Stored data:

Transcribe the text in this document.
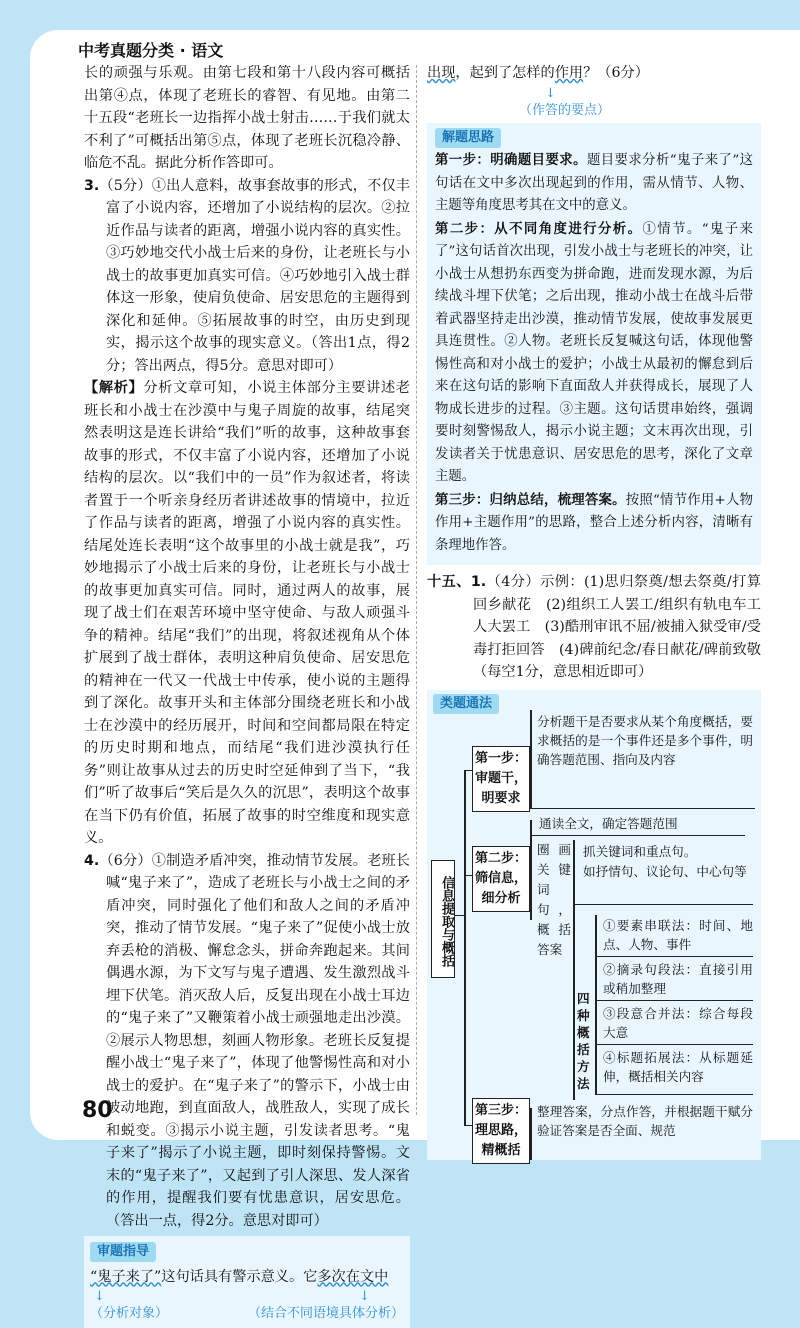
中考真题分类 · 语文

长的顽强与乐观。由第七段和第十八段内容可概括出第④点，体现了老班长的睿智、有见地。由第二十五段“老班长一边指挥小战士射击……于我们就太不利了”可概括出第⑤点，体现了老班长沉稳冷静、临危不乱。据此分析作答即可。

3.（5分）①出人意料，故事套故事的形式，不仅丰富了小说内容，还增加了小说结构的层次。②拉近作品与读者的距离，增强小说内容的真实性。③巧妙地交代小战士后来的身份，让老班长与小战士的故事更加真实可信。④巧妙地引入战士群体这一形象，使肩负使命、居安思危的主题得到深化和延伸。⑤拓展故事的时空，由历史到现实，揭示这个故事的现实意义。（答出1点，得2分；答出两点，得5分。意思对即可）

【解析】分析文章可知，小说主体部分主要讲述老班长和小战士在沙漠中与鬼子周旋的故事，结尾突然表明这是连长讲给“我们”听的故事，这种故事套故事的形式，不仅丰富了小说内容，还增加了小说结构的层次。以“我们中的一员”作为叙述者，将读者置于一个听亲身经历者讲述故事的情境中，拉近了作品与读者的距离，增强了小说内容的真实性。结尾处连长表明“这个故事里的小战士就是我”，巧妙地揭示了小战士后来的身份，让老班长与小战士的故事更加真实可信。同时，通过两人的故事，展现了战士们在艰苦环境中坚守使命、与敌人顽强斗争的精神。结尾“我们”的出现，将叙述视角从个体扩展到了战士群体，表明这种肩负使命、居安思危的精神在一代又一代战士中传承，使小说的主题得到了深化。故事开头和主体部分围绕老班长和小战士在沙漠中的经历展开，时间和空间都局限在特定的历史时期和地点，而结尾“我们进沙漠执行任务”则让故事从过去的历史时空延伸到了当下，“我们”听了故事后“笑后是久久的沉思”，表明这个故事在当下仍有价值，拓展了故事的时空维度和现实意义。

4.（6分）①制造矛盾冲突，推动情节发展。老班长喊“鬼子来了”，造成了老班长与小战士之间的矛盾冲突，同时强化了他们和敌人之间的矛盾冲突，推动了情节发展。“鬼子来了”促使小战士放弃丢枪的消极、懈怠念头，拼命奔跑起来。其间偶遇水源，为下文写与鬼子遭遇、发生激烈战斗埋下伏笔。消灭敌人后，反复出现在小战士耳边的“鬼子来了”又鞭策着小战士顽强地走出沙漠。②展示人物思想，刻画人物形象。老班长反复提醒小战士“鬼子来了”，体现了他警惕性高和对小战士的爱护。在“鬼子来了”的警示下，小战士由被动地跑，到直面敌人，战胜敌人，实现了成长和蜕变。③揭示小说主题，引发读者思考。“鬼子来了”揭示了小说主题，即时刻保持警惕。文末的“鬼子来了”，又起到了引人深思、发人深省的作用，提醒我们要有忧患意识，居安思危。（答出一点，得2分。意思对即可）

审题指导
“鬼子来了”这句话具有警示意义。它多次在文中
↓	↓
（分析对象）	（结合不同语境具体分析）

出现，起到了怎样的作用？（6分）

↓
（作答的要点）
解题思路

第一步：明确题目要求。题目要求分析“鬼子来了”这句话在文中多次出现起到的作用，需从情节、人物、主题等角度思考其在文中的意义。

第二步：从不同角度进行分析。①情节。“鬼子来了”这句话首次出现，引发小战士与老班长的冲突，让小战士从想扔东西变为拼命跑，进而发现水源，为后续战斗埋下伏笔；之后出现，推动小战士在战斗后带着武器坚持走出沙漠，推动情节发展，使故事发展更具连贯性。②人物。老班长反复喊这句话，体现他警惕性高和对小战士的爱护；小战士从最初的懈怠到后来在这句话的影响下直面敌人并获得成长，展现了人物成长进步的过程。③主题。这句话贯串始终，强调要时刻警惕敌人，揭示小说主题；文末再次出现，引发读者关于忧患意识、居安思危的思考，深化了文章主题。

第三步：归纳总结，梳理答案。按照“情节作用+人物作用+主题作用”的思路，整合上述分析内容，清晰有条理地作答。

十五、1.（4分）示例：(1)思归祭奠/想去祭奠/打算回乡献花　(2)组织工人罢工/组织有轨电车工人大罢工　(3)酷刑审讯不屈/被捕入狱受审/受毒打拒回答　(4)碑前纪念/春日献花/碑前致敬（每空1分，意思相近即可）

类题通法
信息提取与概括
第一步：审题干，明要求
分析题干是否要求从某个角度概括，要求概括的是一个事件还是多个事件，明确答题范围、指向及内容
第二步：筛信息，细分析
通读全文，确定答题范围
圈画关键词句，概括答案
抓关键词和重点句。
如抒情句、议论句、中心句等
四种概括方法
①要素串联法：时间、地点、人物、事件
②摘录句段法：直接引用或稍加整理
③段意合并法：综合每段大意
④标题拓展法：从标题延伸，概括相关内容
第三步：理思路，精概括
整理答案，分点作答，并根据题干赋分验证答案是否全面、规范
80
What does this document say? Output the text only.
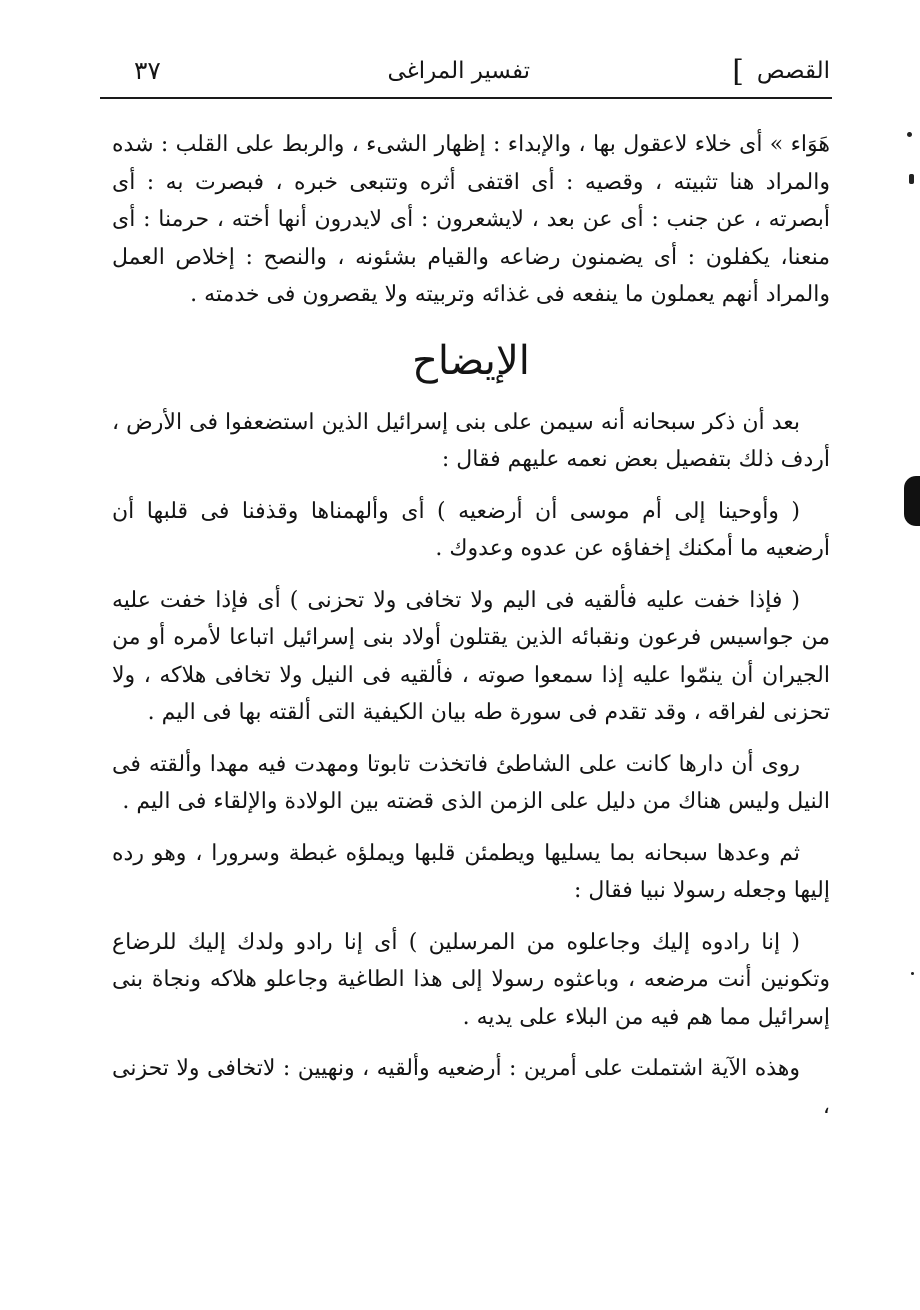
القصص
]
تفسير المراغى
٣٧

هَوَاء » أى خلاء لاعقول بها ، والإبداء : إظهار الشىء ، والربط على القلب : شده والمراد هنا تثبيته ، وقصيه : أى اقتفى أثره وتتبعى خبره ، فبصرت به : أى أبصرته ، عن جنب : أى عن بعد ، لايشعرون : أى لايدرون أنها أخته ، حرمنا : أى منعنا، يكفلون : أى يضمنون رضاعه والقيام بشئونه ، والنصح : إخلاص العمل والمراد أنهم يعملون ما ينفعه فى غذائه وتربيته ولا يقصرون فى خدمته .

الإيضاح

بعد أن ذكر سبحانه أنه سيمن على بنى إسرائيل الذين استضعفوا فى الأرض ، أردف ذلك بتفصيل بعض نعمه عليهم فقال :

( وأوحينا إلى أم موسى أن أرضعيه ) أى وألهمناها وقذفنا فى قلبها أن أرضعيه ما أمكنك إخفاؤه عن عدوه وعدوك .

( فإذا خفت عليه فألقيه فى اليم ولا تخافى ولا تحزنى ) أى فإذا خفت عليه من جواسيس فرعون ونقبائه الذين يقتلون أولاد بنى إسرائيل اتباعا لأمره أو من الجيران أن ينمّوا عليه إذا سمعوا صوته ، فألقيه فى النيل ولا تخافى هلاكه ، ولا تحزنى لفراقه ، وقد تقدم فى سورة طه بيان الكيفية التى ألقته بها فى اليم .

روى أن دارها كانت على الشاطئ فاتخذت تابوتا ومهدت فيه مهدا وألقته فى النيل وليس هناك من دليل على الزمن الذى قضته بين الولادة والإلقاء فى اليم .

ثم وعدها سبحانه بما يسليها ويطمئن قلبها ويملؤه غبطة وسرورا ، وهو رده إليها وجعله رسولا نبيا فقال :

( إنا رادوه إليك وجاعلوه من المرسلين ) أى إنا رادو ولدك إليك للرضاع وتكونين أنت مرضعه ، وباعثوه رسولا إلى هذا الطاغية وجاعلو هلاكه ونجاة بنى إسرائيل مما هم فيه من البلاء على يديه .

وهذه الآية اشتملت على أمرين : أرضعيه وألقيه ، ونهيين : لاتخافى ولا تحزنى ،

Given exercise: Using the data above, print every line exactly, omitting pictures.

Response to this exercise:
Transcribe the text in this document.
中考真题分类 · 语文

长的顽强与乐观。由第七段和第十八段内容可概括出第④点，体现了老班长的睿智、有见地。由第二十五段“老班长一边指挥小战士射击……于我们就太不利了”可概括出第⑤点，体现了老班长沉稳冷静、临危不乱。据此分析作答即可。

3.（5分）①出人意料，故事套故事的形式，不仅丰富了小说内容，还增加了小说结构的层次。②拉近作品与读者的距离，增强小说内容的真实性。③巧妙地交代小战士后来的身份，让老班长与小战士的故事更加真实可信。④巧妙地引入战士群体这一形象，使肩负使命、居安思危的主题得到深化和延伸。⑤拓展故事的时空，由历史到现实，揭示这个故事的现实意义。（答出1点，得2分；答出两点，得5分。意思对即可）

【解析】分析文章可知，小说主体部分主要讲述老班长和小战士在沙漠中与鬼子周旋的故事，结尾突然表明这是连长讲给“我们”听的故事，这种故事套故事的形式，不仅丰富了小说内容，还增加了小说结构的层次。以“我们中的一员”作为叙述者，将读者置于一个听亲身经历者讲述故事的情境中，拉近了作品与读者的距离，增强了小说内容的真实性。结尾处连长表明“这个故事里的小战士就是我”，巧妙地揭示了小战士后来的身份，让老班长与小战士的故事更加真实可信。同时，通过两人的故事，展现了战士们在艰苦环境中坚守使命、与敌人顽强斗争的精神。结尾“我们”的出现，将叙述视角从个体扩展到了战士群体，表明这种肩负使命、居安思危的精神在一代又一代战士中传承，使小说的主题得到了深化。故事开头和主体部分围绕老班长和小战士在沙漠中的经历展开，时间和空间都局限在特定的历史时期和地点，而结尾“我们进沙漠执行任务”则让故事从过去的历史时空延伸到了当下，“我们”听了故事后“笑后是久久的沉思”，表明这个故事在当下仍有价值，拓展了故事的时空维度和现实意义。

4.（6分）①制造矛盾冲突，推动情节发展。老班长喊“鬼子来了”，造成了老班长与小战士之间的矛盾冲突，同时强化了他们和敌人之间的矛盾冲突，推动了情节发展。“鬼子来了”促使小战士放弃丢枪的消极、懈怠念头，拼命奔跑起来。其间偶遇水源，为下文写与鬼子遭遇、发生激烈战斗埋下伏笔。消灭敌人后，反复出现在小战士耳边的“鬼子来了”又鞭策着小战士顽强地走出沙漠。②展示人物思想，刻画人物形象。老班长反复提醒小战士“鬼子来了”，体现了他警惕性高和对小战士的爱护。在“鬼子来了”的警示下，小战士由被动地跑，到直面敌人，战胜敌人，实现了成长和蜕变。③揭示小说主题，引发读者思考。“鬼子来了”揭示了小说主题，即时刻保持警惕。文末的“鬼子来了”，又起到了引人深思、发人深省的作用，提醒我们要有忧患意识，居安思危。（答出一点，得2分。意思对即可）

审题指导
“鬼子来了”这句话具有警示意义。它多次在文中
↓	↓
（分析对象）	（结合不同语境具体分析）

出现，起到了怎样的作用？（6分）

↓
（作答的要点）
解题思路

第一步：明确题目要求。题目要求分析“鬼子来了”这句话在文中多次出现起到的作用，需从情节、人物、主题等角度思考其在文中的意义。

第二步：从不同角度进行分析。①情节。“鬼子来了”这句话首次出现，引发小战士与老班长的冲突，让小战士从想扔东西变为拼命跑，进而发现水源，为后续战斗埋下伏笔；之后出现，推动小战士在战斗后带着武器坚持走出沙漠，推动情节发展，使故事发展更具连贯性。②人物。老班长反复喊这句话，体现他警惕性高和对小战士的爱护；小战士从最初的懈怠到后来在这句话的影响下直面敌人并获得成长，展现了人物成长进步的过程。③主题。这句话贯串始终，强调要时刻警惕敌人，揭示小说主题；文末再次出现，引发读者关于忧患意识、居安思危的思考，深化了文章主题。

第三步：归纳总结，梳理答案。按照“情节作用+人物作用+主题作用”的思路，整合上述分析内容，清晰有条理地作答。

十五、1.（4分）示例：(1)思归祭奠/想去祭奠/打算回乡献花　(2)组织工人罢工/组织有轨电车工人大罢工　(3)酷刑审讯不屈/被捕入狱受审/受毒打拒回答　(4)碑前纪念/春日献花/碑前致敬（每空1分，意思相近即可）

类题通法
信息提取与概括
第一步：审题干，明要求
分析题干是否要求从某个角度概括，要求概括的是一个事件还是多个事件，明确答题范围、指向及内容
第二步：筛信息，细分析
通读全文，确定答题范围
圈画关键词句，概括答案
抓关键词和重点句。
如抒情句、议论句、中心句等
四种概括方法
①要素串联法：时间、地点、人物、事件
②摘录句段法：直接引用或稍加整理
③段意合并法：综合每段大意
④标题拓展法：从标题延伸，概括相关内容
第三步：理思路，精概括
整理答案，分点作答，并根据题干赋分验证答案是否全面、规范
80
What does this document say? Output the text only.
القصص
]
تفسير المراغى
٣٧

هَوَاء » أى خلاء لاعقول بها ، والإبداء : إظهار الشىء ، والربط على القلب : شده والمراد هنا تثبيته ، وقصيه : أى اقتفى أثره وتتبعى خبره ، فبصرت به : أى أبصرته ، عن جنب : أى عن بعد ، لايشعرون : أى لايدرون أنها أخته ، حرمنا : أى منعنا، يكفلون : أى يضمنون رضاعه والقيام بشئونه ، والنصح : إخلاص العمل والمراد أنهم يعملون ما ينفعه فى غذائه وتربيته ولا يقصرون فى خدمته .

الإيضاح

بعد أن ذكر سبحانه أنه سيمن على بنى إسرائيل الذين استضعفوا فى الأرض ، أردف ذلك بتفصيل بعض نعمه عليهم فقال :

( وأوحينا إلى أم موسى أن أرضعيه ) أى وألهمناها وقذفنا فى قلبها أن أرضعيه ما أمكنك إخفاؤه عن عدوه وعدوك .

( فإذا خفت عليه فألقيه فى اليم ولا تخافى ولا تحزنى ) أى فإذا خفت عليه من جواسيس فرعون ونقبائه الذين يقتلون أولاد بنى إسرائيل اتباعا لأمره أو من الجيران أن ينمّوا عليه إذا سمعوا صوته ، فألقيه فى النيل ولا تخافى هلاكه ، ولا تحزنى لفراقه ، وقد تقدم فى سورة طه بيان الكيفية التى ألقته بها فى اليم .

روى أن دارها كانت على الشاطئ فاتخذت تابوتا ومهدت فيه مهدا وألقته فى النيل وليس هناك من دليل على الزمن الذى قضته بين الولادة والإلقاء فى اليم .

ثم وعدها سبحانه بما يسليها ويطمئن قلبها ويملؤه غبطة وسرورا ، وهو رده إليها وجعله رسولا نبيا فقال :

( إنا رادوه إليك وجاعلوه من المرسلين ) أى إنا رادو ولدك إليك للرضاع وتكونين أنت مرضعه ، وباعثوه رسولا إلى هذا الطاغية وجاعلو هلاكه ونجاة بنى إسرائيل مما هم فيه من البلاء على يديه .

وهذه الآية اشتملت على أمرين : أرضعيه وألقيه ، ونهيين : لاتخافى ولا تحزنى ،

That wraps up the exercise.